INSTRUCTIONS TO FOLLOW -
Copy every one of the following lines word for word, leaving out the pictures.

EXERCISE DATA -

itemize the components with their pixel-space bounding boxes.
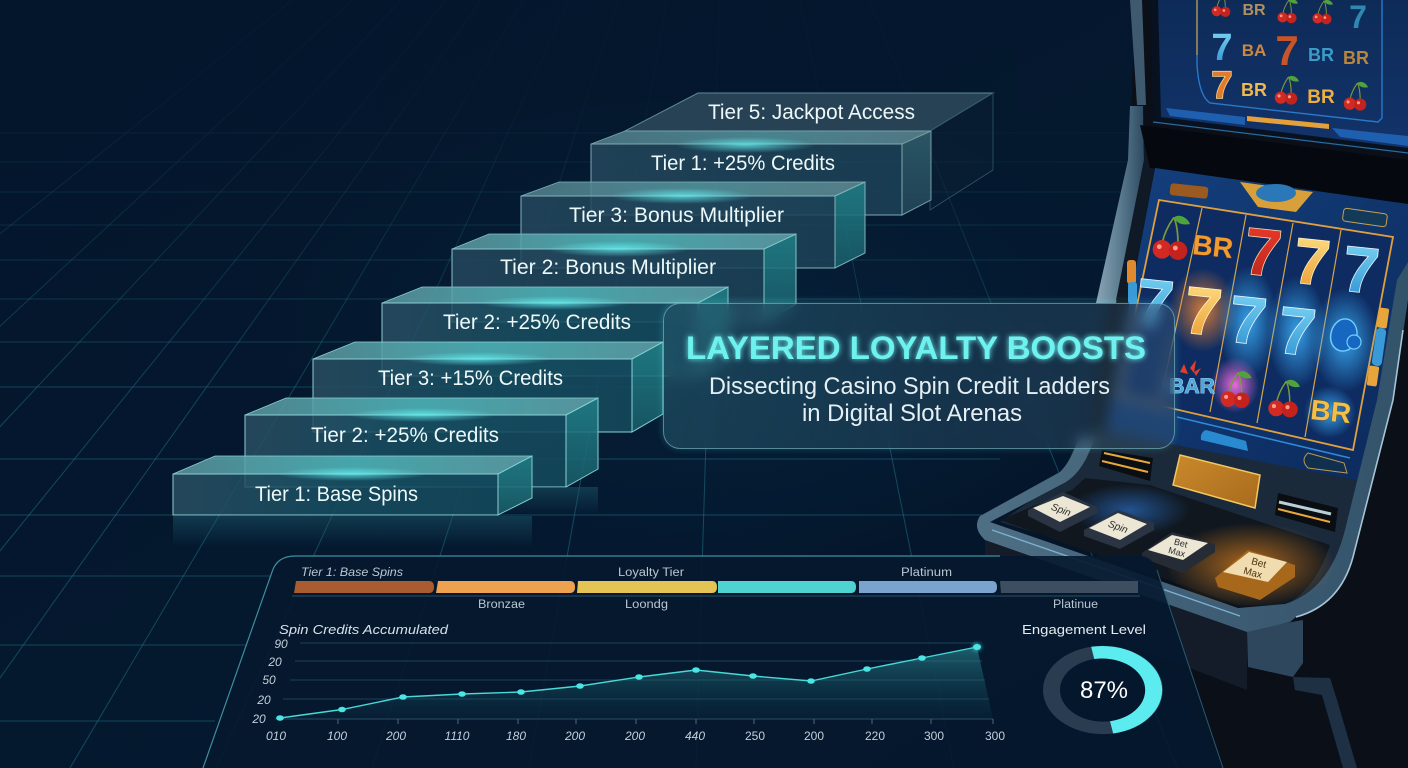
- upper screen: BR: [1242, 2, 1266, 19]
- line chart: spin credits accumulated: 180: [506, 729, 526, 743]
- button: bet max: Bet: [1173, 537, 1189, 550]
- upper screen: BR: [1308, 45, 1334, 65]
- step: Tier 2 +25% Credits upper: Tier 2: +25% Credits: [443, 311, 631, 334]
- line chart: spin credits accumulated: [251, 623, 1005, 743]
- upper screen: [1150, 0, 1408, 156]
- slot machine: [977, 0, 1408, 768]
- step: Tier 2 +25% Credits upper: [382, 287, 728, 376]
- step: Tier 1 Base Spins: Tier 1: Base Spins: [255, 483, 418, 506]
- line chart: spin credits accumulated: 200: [564, 729, 585, 743]
- line chart: spin credits accumulated: 100: [327, 729, 347, 743]
- step: Tier 2 Bonus Multiplier: Tier 2: Bonus Multiplier: [500, 256, 716, 279]
- button: bet max gold: Bet: [1250, 556, 1268, 571]
- loyalty tier bar: Loondg: [625, 599, 668, 611]
- line chart: spin credits accumulated: 200: [804, 729, 824, 743]
- loyalty tier bar: Tier 1: Base Spins: [301, 567, 403, 579]
- loyalty tier bar: Platinue: [1053, 599, 1098, 611]
- button: bet max: [1142, 532, 1215, 573]
- reel frame and symbols: 7: [1181, 272, 1225, 350]
- upper screen: BR: [1241, 80, 1267, 100]
- reel frame and symbols: 7: [1275, 292, 1319, 370]
- step: Tier 2 Bonus Multiplier: [452, 234, 796, 322]
- upper screen: BA: [1242, 41, 1266, 60]
- loyalty tier bar: Loyalty Tier: [618, 567, 684, 579]
- console: [977, 262, 1408, 768]
- main screen bezel: [1105, 125, 1408, 482]
- reel frame and symbols: BR: [1191, 229, 1235, 264]
- reel frame and symbols: 7: [1339, 232, 1382, 308]
- step: Tier 2 +25% Credits lower: Tier 2: +25% Credits: [311, 424, 499, 447]
- line chart: spin credits accumulated: 220: [865, 729, 885, 743]
- loyalty tier bar: Bronzae: [478, 599, 525, 611]
- line chart: spin credits accumulated: 250: [745, 729, 765, 743]
- reel frame and symbols: 7: [1133, 264, 1177, 342]
- title: LAYERED LOYALTY BOOSTS: [686, 330, 1146, 366]
- step: Tier 3 +15% Credits: Tier 3: +15% Credits: [378, 367, 563, 390]
- line chart: spin credits accumulated: 1110: [445, 729, 470, 743]
- line chart: spin credits accumulated: 50: [262, 673, 276, 687]
- engagement donut: 87%: [1080, 677, 1128, 704]
- loyalty tier bar: Platinum: [901, 567, 952, 579]
- subtitle line 1: Dissecting Casino Spin Credit Ladders: [709, 373, 1110, 400]
- reel frame and symbols: BR: [1309, 394, 1353, 429]
- line chart: spin credits accumulated: 440: [685, 729, 705, 743]
- step: Tier 5 Jackpot Access: Tier 5: Jackpot Access: [708, 101, 915, 124]
- dashboard panel: [203, 556, 1223, 768]
- upper screen: 7: [1211, 65, 1233, 107]
- title panel: [663, 303, 1175, 449]
- button: spin 2: [1084, 510, 1154, 549]
- reel frame and symbols: 7: [1290, 224, 1333, 300]
- subtitle line 2: in Digital Slot Arenas: [802, 400, 1022, 427]
- line chart: spin credits accumulated: 300: [924, 729, 944, 743]
- line chart: spin credits accumulated: 300: [985, 729, 1005, 743]
- button: spin 2: Spin: [1107, 519, 1130, 536]
- step: Tier 1 +25% Credits: [591, 131, 931, 215]
- reel frame and symbols: 7: [1226, 281, 1270, 359]
- button: spin 1: Spin: [1050, 502, 1073, 519]
- line chart: spin credits accumulated: 200: [385, 729, 406, 743]
- button: bet max gold: [1215, 550, 1295, 600]
- button: spin 1: [1028, 492, 1097, 532]
- step: Tier 2 +25% Credits lower: [245, 398, 598, 515]
- step: Tier 5 Jackpot Access: [625, 93, 993, 210]
- tier staircase: [173, 93, 993, 548]
- upper screen: 7: [1349, 0, 1367, 35]
- line chart: spin credits accumulated: 20: [251, 712, 266, 726]
- line chart: spin credits accumulated: 90: [274, 637, 288, 651]
- step: Tier 3 Bonus Multiplier: [521, 182, 865, 268]
- step: Tier 1 Base Spins: [173, 456, 532, 548]
- upper screen: 7: [1211, 27, 1233, 69]
- step: Tier 1 +25% Credits: Tier 1: +25% Credits: [651, 152, 835, 175]
- loyalty tier bar: [292, 567, 1140, 611]
- reel frame and symbols: BAR: [1169, 375, 1215, 398]
- line chart: spin credits accumulated: 20: [267, 655, 282, 669]
- step: Tier 3 Bonus Multiplier: Tier 3: Bonus Multiplier: [569, 204, 784, 227]
- line chart: spin credits accumulated: 010: [266, 729, 286, 743]
- screen buttons and slots: [1099, 430, 1347, 532]
- line chart: spin credits accumulated: 20: [256, 693, 271, 707]
- upper screen: 7: [1275, 27, 1299, 74]
- cabinet body: [1090, 0, 1408, 768]
- upper screen: BR: [1343, 48, 1369, 68]
- engagement donut: [1022, 623, 1154, 728]
- reel frame and symbols: 7: [1241, 213, 1285, 291]
- step: Tier 3 +15% Credits: [313, 342, 663, 432]
- reel frame and symbols: [1118, 182, 1393, 458]
- heading text: [686, 330, 1146, 427]
- line chart: spin credits accumulated: Spin Credits Accumulated: [279, 623, 449, 637]
- line chart: spin credits accumulated: 200: [624, 729, 645, 743]
- engagement donut: Engagement Level: [1022, 623, 1146, 637]
- button: bet max gold: Max: [1242, 566, 1263, 581]
- upper screen: BR: [1307, 87, 1335, 108]
- button: bet max: Max: [1167, 545, 1187, 559]
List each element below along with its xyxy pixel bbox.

FULL SOLUTION -
itemize the components with their pixel-space bounding boxes.
- upper screen: BR: [1242, 2, 1266, 19]
- line chart: spin credits accumulated: 180: [506, 729, 526, 743]
- button: bet max: Bet: [1173, 537, 1189, 550]
- upper screen: BR: [1308, 45, 1334, 65]
- step: Tier 2 +25% Credits upper: Tier 2: +25% Credits: [443, 311, 631, 334]
- line chart: spin credits accumulated: [251, 623, 1005, 743]
- upper screen: [1150, 0, 1408, 156]
- slot machine: [977, 0, 1408, 768]
- step: Tier 2 +25% Credits upper: [382, 287, 728, 376]
- step: Tier 1 Base Spins: Tier 1: Base Spins: [255, 483, 418, 506]
- line chart: spin credits accumulated: 200: [564, 729, 585, 743]
- line chart: spin credits accumulated: 100: [327, 729, 347, 743]
- step: Tier 2 Bonus Multiplier: Tier 2: Bonus Multiplier: [500, 256, 716, 279]
- button: bet max gold: Bet: [1250, 556, 1268, 571]
- loyalty tier bar: Loondg: [625, 599, 668, 611]
- line chart: spin credits accumulated: 200: [804, 729, 824, 743]
- loyalty tier bar: Tier 1: Base Spins: [301, 567, 403, 579]
- loyalty tier bar: Platinue: [1053, 599, 1098, 611]
- button: bet max: [1142, 532, 1215, 573]
- reel frame and symbols: 7: [1181, 272, 1225, 350]
- upper screen: BR: [1241, 80, 1267, 100]
- reel frame and symbols: 7: [1275, 292, 1319, 370]
- step: Tier 2 Bonus Multiplier: [452, 234, 796, 322]
- upper screen: BA: [1242, 41, 1266, 60]
- loyalty tier bar: Loyalty Tier: [618, 567, 684, 579]
- console: [977, 262, 1408, 768]
- main screen bezel: [1105, 125, 1408, 482]
- reel frame and symbols: BR: [1191, 229, 1235, 264]
- reel frame and symbols: 7: [1339, 232, 1382, 308]
- step: Tier 2 +25% Credits lower: Tier 2: +25% Credits: [311, 424, 499, 447]
- line chart: spin credits accumulated: 220: [865, 729, 885, 743]
- loyalty tier bar: Bronzae: [478, 599, 525, 611]
- line chart: spin credits accumulated: 250: [745, 729, 765, 743]
- reel frame and symbols: 7: [1133, 264, 1177, 342]
- title: LAYERED LOYALTY BOOSTS: [686, 330, 1146, 366]
- step: Tier 3 +15% Credits: Tier 3: +15% Credits: [378, 367, 563, 390]
- line chart: spin credits accumulated: 1110: [445, 729, 470, 743]
- line chart: spin credits accumulated: 50: [262, 673, 276, 687]
- engagement donut: 87%: [1080, 677, 1128, 704]
- loyalty tier bar: Platinum: [901, 567, 952, 579]
- subtitle line 1: Dissecting Casino Spin Credit Ladders: [709, 373, 1110, 400]
- reel frame and symbols: BR: [1309, 394, 1353, 429]
- line chart: spin credits accumulated: 440: [685, 729, 705, 743]
- step: Tier 5 Jackpot Access: Tier 5: Jackpot Access: [708, 101, 915, 124]
- dashboard panel: [203, 556, 1223, 768]
- upper screen: 7: [1211, 65, 1233, 107]
- title panel: [663, 303, 1175, 449]
- button: spin 2: [1084, 510, 1154, 549]
- reel frame and symbols: 7: [1290, 224, 1333, 300]
- subtitle line 2: in Digital Slot Arenas: [802, 400, 1022, 427]
- line chart: spin credits accumulated: 300: [924, 729, 944, 743]
- line chart: spin credits accumulated: 300: [985, 729, 1005, 743]
- button: spin 2: Spin: [1107, 519, 1130, 536]
- step: Tier 1 +25% Credits: [591, 131, 931, 215]
- reel frame and symbols: 7: [1226, 281, 1270, 359]
- button: spin 1: Spin: [1050, 502, 1073, 519]
- line chart: spin credits accumulated: 200: [385, 729, 406, 743]
- button: bet max gold: [1215, 550, 1295, 600]
- button: spin 1: [1028, 492, 1097, 532]
- step: Tier 2 +25% Credits lower: [245, 398, 598, 515]
- step: Tier 5 Jackpot Access: [625, 93, 993, 210]
- tier staircase: [173, 93, 993, 548]
- upper screen: 7: [1349, 0, 1367, 35]
- line chart: spin credits accumulated: 20: [251, 712, 266, 726]
- line chart: spin credits accumulated: 90: [274, 637, 288, 651]
- step: Tier 3 Bonus Multiplier: [521, 182, 865, 268]
- step: Tier 1 Base Spins: [173, 456, 532, 548]
- upper screen: 7: [1211, 27, 1233, 69]
- step: Tier 1 +25% Credits: Tier 1: +25% Credits: [651, 152, 835, 175]
- loyalty tier bar: [292, 567, 1140, 611]
- reel frame and symbols: BAR: [1169, 375, 1215, 398]
- line chart: spin credits accumulated: 20: [267, 655, 282, 669]
- step: Tier 3 Bonus Multiplier: Tier 3: Bonus Multiplier: [569, 204, 784, 227]
- line chart: spin credits accumulated: 010: [266, 729, 286, 743]
- screen buttons and slots: [1099, 430, 1347, 532]
- line chart: spin credits accumulated: 20: [256, 693, 271, 707]
- upper screen: 7: [1275, 27, 1299, 74]
- cabinet body: [1090, 0, 1408, 768]
- upper screen: BR: [1343, 48, 1369, 68]
- engagement donut: [1022, 623, 1154, 728]
- reel frame and symbols: 7: [1241, 213, 1285, 291]
- step: Tier 3 +15% Credits: [313, 342, 663, 432]
- reel frame and symbols: [1118, 182, 1393, 458]
- heading text: [686, 330, 1146, 427]
- line chart: spin credits accumulated: Spin Credits Accumulated: [279, 623, 449, 637]
- line chart: spin credits accumulated: 200: [624, 729, 645, 743]
- engagement donut: Engagement Level: [1022, 623, 1146, 637]
- button: bet max gold: Max: [1242, 566, 1263, 581]
- upper screen: BR: [1307, 87, 1335, 108]
- button: bet max: Max: [1167, 545, 1187, 559]
List each element below along with its xyxy pixel bbox.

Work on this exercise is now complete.